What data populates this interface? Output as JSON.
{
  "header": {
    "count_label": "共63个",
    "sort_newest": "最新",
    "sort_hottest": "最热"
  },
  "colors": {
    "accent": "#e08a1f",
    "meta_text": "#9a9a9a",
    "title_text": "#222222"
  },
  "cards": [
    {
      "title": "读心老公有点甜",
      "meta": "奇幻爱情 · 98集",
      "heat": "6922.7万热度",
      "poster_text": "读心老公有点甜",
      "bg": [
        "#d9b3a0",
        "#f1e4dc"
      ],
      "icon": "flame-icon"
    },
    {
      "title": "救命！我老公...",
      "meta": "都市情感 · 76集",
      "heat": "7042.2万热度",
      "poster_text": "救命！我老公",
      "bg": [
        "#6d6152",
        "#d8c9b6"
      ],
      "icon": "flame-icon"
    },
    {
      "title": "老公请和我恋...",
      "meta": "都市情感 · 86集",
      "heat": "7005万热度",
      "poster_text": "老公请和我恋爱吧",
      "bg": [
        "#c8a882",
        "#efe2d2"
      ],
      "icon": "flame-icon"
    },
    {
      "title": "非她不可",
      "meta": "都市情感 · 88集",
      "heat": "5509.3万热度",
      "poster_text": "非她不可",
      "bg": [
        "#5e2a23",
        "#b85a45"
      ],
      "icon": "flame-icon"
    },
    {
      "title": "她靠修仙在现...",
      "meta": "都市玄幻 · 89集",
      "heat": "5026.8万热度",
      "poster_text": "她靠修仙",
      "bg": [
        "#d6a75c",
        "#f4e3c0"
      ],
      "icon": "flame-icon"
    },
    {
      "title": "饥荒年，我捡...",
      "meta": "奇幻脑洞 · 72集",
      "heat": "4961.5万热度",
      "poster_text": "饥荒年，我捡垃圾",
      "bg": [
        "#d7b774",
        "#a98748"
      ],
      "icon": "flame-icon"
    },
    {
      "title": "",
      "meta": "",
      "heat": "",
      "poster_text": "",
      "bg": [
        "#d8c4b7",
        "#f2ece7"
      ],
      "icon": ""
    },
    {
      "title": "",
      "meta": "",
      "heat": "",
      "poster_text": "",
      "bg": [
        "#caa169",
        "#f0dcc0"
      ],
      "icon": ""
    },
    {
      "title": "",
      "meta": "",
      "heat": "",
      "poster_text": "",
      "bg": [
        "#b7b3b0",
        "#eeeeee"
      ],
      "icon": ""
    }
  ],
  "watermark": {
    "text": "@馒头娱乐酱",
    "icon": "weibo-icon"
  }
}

————

Written request:
Take the records above and return them exactly as written.

Result:
What data populates this interface? Output as JSON.
{
  "header": {
    "count_label": "共63个",
    "sort_newest": "最新",
    "sort_hottest": "最热"
  },
  "colors": {
    "accent": "#e08a1f",
    "meta_text": "#9a9a9a",
    "title_text": "#222222"
  },
  "cards": [
    {
      "title": "读心老公有点甜",
      "meta": "奇幻爱情 · 98集",
      "heat": "6922.7万热度",
      "poster_text": "读心老公有点甜",
      "bg": [
        "#d9b3a0",
        "#f1e4dc"
      ],
      "icon": "flame-icon"
    },
    {
      "title": "救命！我老公...",
      "meta": "都市情感 · 76集",
      "heat": "7042.2万热度",
      "poster_text": "救命！我老公",
      "bg": [
        "#6d6152",
        "#d8c9b6"
      ],
      "icon": "flame-icon"
    },
    {
      "title": "老公请和我恋...",
      "meta": "都市情感 · 86集",
      "heat": "7005万热度",
      "poster_text": "老公请和我恋爱吧",
      "bg": [
        "#c8a882",
        "#efe2d2"
      ],
      "icon": "flame-icon"
    },
    {
      "title": "非她不可",
      "meta": "都市情感 · 88集",
      "heat": "5509.3万热度",
      "poster_text": "非她不可",
      "bg": [
        "#5e2a23",
        "#b85a45"
      ],
      "icon": "flame-icon"
    },
    {
      "title": "她靠修仙在现...",
      "meta": "都市玄幻 · 89集",
      "heat": "5026.8万热度",
      "poster_text": "她靠修仙",
      "bg": [
        "#d6a75c",
        "#f4e3c0"
      ],
      "icon": "flame-icon"
    },
    {
      "title": "饥荒年，我捡...",
      "meta": "奇幻脑洞 · 72集",
      "heat": "4961.5万热度",
      "poster_text": "饥荒年，我捡垃圾",
      "bg": [
        "#d7b774",
        "#a98748"
      ],
      "icon": "flame-icon"
    },
    {
      "title": "",
      "meta": "",
      "heat": "",
      "poster_text": "",
      "bg": [
        "#d8c4b7",
        "#f2ece7"
      ],
      "icon": ""
    },
    {
      "title": "",
      "meta": "",
      "heat": "",
      "poster_text": "",
      "bg": [
        "#caa169",
        "#f0dcc0"
      ],
      "icon": ""
    },
    {
      "title": "",
      "meta": "",
      "heat": "",
      "poster_text": "",
      "bg": [
        "#b7b3b0",
        "#eeeeee"
      ],
      "icon": ""
    }
  ],
  "watermark": {
    "text": "@馒头娱乐酱",
    "icon": "weibo-icon"
  }
}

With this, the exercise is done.